*PROVIDED MATERIAL*
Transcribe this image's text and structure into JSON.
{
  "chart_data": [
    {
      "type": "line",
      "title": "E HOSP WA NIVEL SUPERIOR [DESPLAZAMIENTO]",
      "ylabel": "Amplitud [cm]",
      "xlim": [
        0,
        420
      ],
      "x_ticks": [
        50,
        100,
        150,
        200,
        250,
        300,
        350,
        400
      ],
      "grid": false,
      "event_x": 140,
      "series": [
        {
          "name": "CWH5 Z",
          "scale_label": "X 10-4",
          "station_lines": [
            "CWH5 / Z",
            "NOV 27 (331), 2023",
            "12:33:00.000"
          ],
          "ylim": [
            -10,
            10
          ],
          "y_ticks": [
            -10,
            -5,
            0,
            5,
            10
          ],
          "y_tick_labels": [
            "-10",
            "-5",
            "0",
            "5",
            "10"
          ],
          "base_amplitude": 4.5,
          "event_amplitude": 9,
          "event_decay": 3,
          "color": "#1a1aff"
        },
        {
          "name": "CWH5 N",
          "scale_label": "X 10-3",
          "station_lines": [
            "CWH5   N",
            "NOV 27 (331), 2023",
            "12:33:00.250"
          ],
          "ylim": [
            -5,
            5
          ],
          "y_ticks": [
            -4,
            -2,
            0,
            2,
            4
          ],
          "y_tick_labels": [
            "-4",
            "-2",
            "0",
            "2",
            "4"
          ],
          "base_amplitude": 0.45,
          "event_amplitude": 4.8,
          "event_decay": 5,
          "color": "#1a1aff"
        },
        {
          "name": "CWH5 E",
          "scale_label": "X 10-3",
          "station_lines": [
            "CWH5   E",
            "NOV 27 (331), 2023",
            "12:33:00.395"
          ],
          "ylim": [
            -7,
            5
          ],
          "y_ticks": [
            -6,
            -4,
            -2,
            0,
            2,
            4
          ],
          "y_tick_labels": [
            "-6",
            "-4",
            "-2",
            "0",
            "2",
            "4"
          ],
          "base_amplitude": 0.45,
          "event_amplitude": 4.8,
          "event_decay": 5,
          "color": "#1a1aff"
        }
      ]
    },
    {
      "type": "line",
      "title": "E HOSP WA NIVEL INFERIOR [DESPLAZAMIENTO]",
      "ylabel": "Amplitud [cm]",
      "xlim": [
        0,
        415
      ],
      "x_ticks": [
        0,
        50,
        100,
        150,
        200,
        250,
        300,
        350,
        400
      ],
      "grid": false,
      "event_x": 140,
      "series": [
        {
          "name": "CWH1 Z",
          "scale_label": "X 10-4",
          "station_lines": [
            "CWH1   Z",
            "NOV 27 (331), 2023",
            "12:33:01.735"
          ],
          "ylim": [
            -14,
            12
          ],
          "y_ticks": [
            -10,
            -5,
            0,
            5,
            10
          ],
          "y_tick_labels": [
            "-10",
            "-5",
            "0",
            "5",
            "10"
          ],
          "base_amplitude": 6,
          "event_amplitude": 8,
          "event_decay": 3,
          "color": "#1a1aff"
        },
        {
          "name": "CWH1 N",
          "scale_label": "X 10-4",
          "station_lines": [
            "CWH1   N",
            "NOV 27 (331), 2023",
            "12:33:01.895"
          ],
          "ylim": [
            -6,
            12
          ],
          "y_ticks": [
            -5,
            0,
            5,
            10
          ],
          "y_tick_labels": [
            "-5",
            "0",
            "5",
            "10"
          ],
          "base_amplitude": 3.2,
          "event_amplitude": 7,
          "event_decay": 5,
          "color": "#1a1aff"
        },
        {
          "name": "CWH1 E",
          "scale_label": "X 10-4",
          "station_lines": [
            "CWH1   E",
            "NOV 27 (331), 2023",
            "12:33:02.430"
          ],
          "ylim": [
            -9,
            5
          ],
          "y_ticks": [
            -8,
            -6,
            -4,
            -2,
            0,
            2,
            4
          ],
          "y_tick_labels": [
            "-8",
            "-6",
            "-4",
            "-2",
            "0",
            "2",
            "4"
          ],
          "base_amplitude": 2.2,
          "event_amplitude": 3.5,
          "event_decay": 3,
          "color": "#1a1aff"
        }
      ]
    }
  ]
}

*TASK TO CARRY OUT*
Exactly as shown above, return every record.

*CORRECT RESPONSE*
Transcribe this image's text and structure into JSON.
{
  "chart_data": [
    {
      "type": "line",
      "title": "E HOSP WA NIVEL SUPERIOR [DESPLAZAMIENTO]",
      "ylabel": "Amplitud [cm]",
      "xlim": [
        0,
        420
      ],
      "x_ticks": [
        50,
        100,
        150,
        200,
        250,
        300,
        350,
        400
      ],
      "grid": false,
      "event_x": 140,
      "series": [
        {
          "name": "CWH5 Z",
          "scale_label": "X 10-4",
          "station_lines": [
            "CWH5 / Z",
            "NOV 27 (331), 2023",
            "12:33:00.000"
          ],
          "ylim": [
            -10,
            10
          ],
          "y_ticks": [
            -10,
            -5,
            0,
            5,
            10
          ],
          "y_tick_labels": [
            "-10",
            "-5",
            "0",
            "5",
            "10"
          ],
          "base_amplitude": 4.5,
          "event_amplitude": 9,
          "event_decay": 3,
          "color": "#1a1aff"
        },
        {
          "name": "CWH5 N",
          "scale_label": "X 10-3",
          "station_lines": [
            "CWH5   N",
            "NOV 27 (331), 2023",
            "12:33:00.250"
          ],
          "ylim": [
            -5,
            5
          ],
          "y_ticks": [
            -4,
            -2,
            0,
            2,
            4
          ],
          "y_tick_labels": [
            "-4",
            "-2",
            "0",
            "2",
            "4"
          ],
          "base_amplitude": 0.45,
          "event_amplitude": 4.8,
          "event_decay": 5,
          "color": "#1a1aff"
        },
        {
          "name": "CWH5 E",
          "scale_label": "X 10-3",
          "station_lines": [
            "CWH5   E",
            "NOV 27 (331), 2023",
            "12:33:00.395"
          ],
          "ylim": [
            -7,
            5
          ],
          "y_ticks": [
            -6,
            -4,
            -2,
            0,
            2,
            4
          ],
          "y_tick_labels": [
            "-6",
            "-4",
            "-2",
            "0",
            "2",
            "4"
          ],
          "base_amplitude": 0.45,
          "event_amplitude": 4.8,
          "event_decay": 5,
          "color": "#1a1aff"
        }
      ]
    },
    {
      "type": "line",
      "title": "E HOSP WA NIVEL INFERIOR [DESPLAZAMIENTO]",
      "ylabel": "Amplitud [cm]",
      "xlim": [
        0,
        415
      ],
      "x_ticks": [
        0,
        50,
        100,
        150,
        200,
        250,
        300,
        350,
        400
      ],
      "grid": false,
      "event_x": 140,
      "series": [
        {
          "name": "CWH1 Z",
          "scale_label": "X 10-4",
          "station_lines": [
            "CWH1   Z",
            "NOV 27 (331), 2023",
            "12:33:01.735"
          ],
          "ylim": [
            -14,
            12
          ],
          "y_ticks": [
            -10,
            -5,
            0,
            5,
            10
          ],
          "y_tick_labels": [
            "-10",
            "-5",
            "0",
            "5",
            "10"
          ],
          "base_amplitude": 6,
          "event_amplitude": 8,
          "event_decay": 3,
          "color": "#1a1aff"
        },
        {
          "name": "CWH1 N",
          "scale_label": "X 10-4",
          "station_lines": [
            "CWH1   N",
            "NOV 27 (331), 2023",
            "12:33:01.895"
          ],
          "ylim": [
            -6,
            12
          ],
          "y_ticks": [
            -5,
            0,
            5,
            10
          ],
          "y_tick_labels": [
            "-5",
            "0",
            "5",
            "10"
          ],
          "base_amplitude": 3.2,
          "event_amplitude": 7,
          "event_decay": 5,
          "color": "#1a1aff"
        },
        {
          "name": "CWH1 E",
          "scale_label": "X 10-4",
          "station_lines": [
            "CWH1   E",
            "NOV 27 (331), 2023",
            "12:33:02.430"
          ],
          "ylim": [
            -9,
            5
          ],
          "y_ticks": [
            -8,
            -6,
            -4,
            -2,
            0,
            2,
            4
          ],
          "y_tick_labels": [
            "-8",
            "-6",
            "-4",
            "-2",
            "0",
            "2",
            "4"
          ],
          "base_amplitude": 2.2,
          "event_amplitude": 3.5,
          "event_decay": 3,
          "color": "#1a1aff"
        }
      ]
    }
  ]
}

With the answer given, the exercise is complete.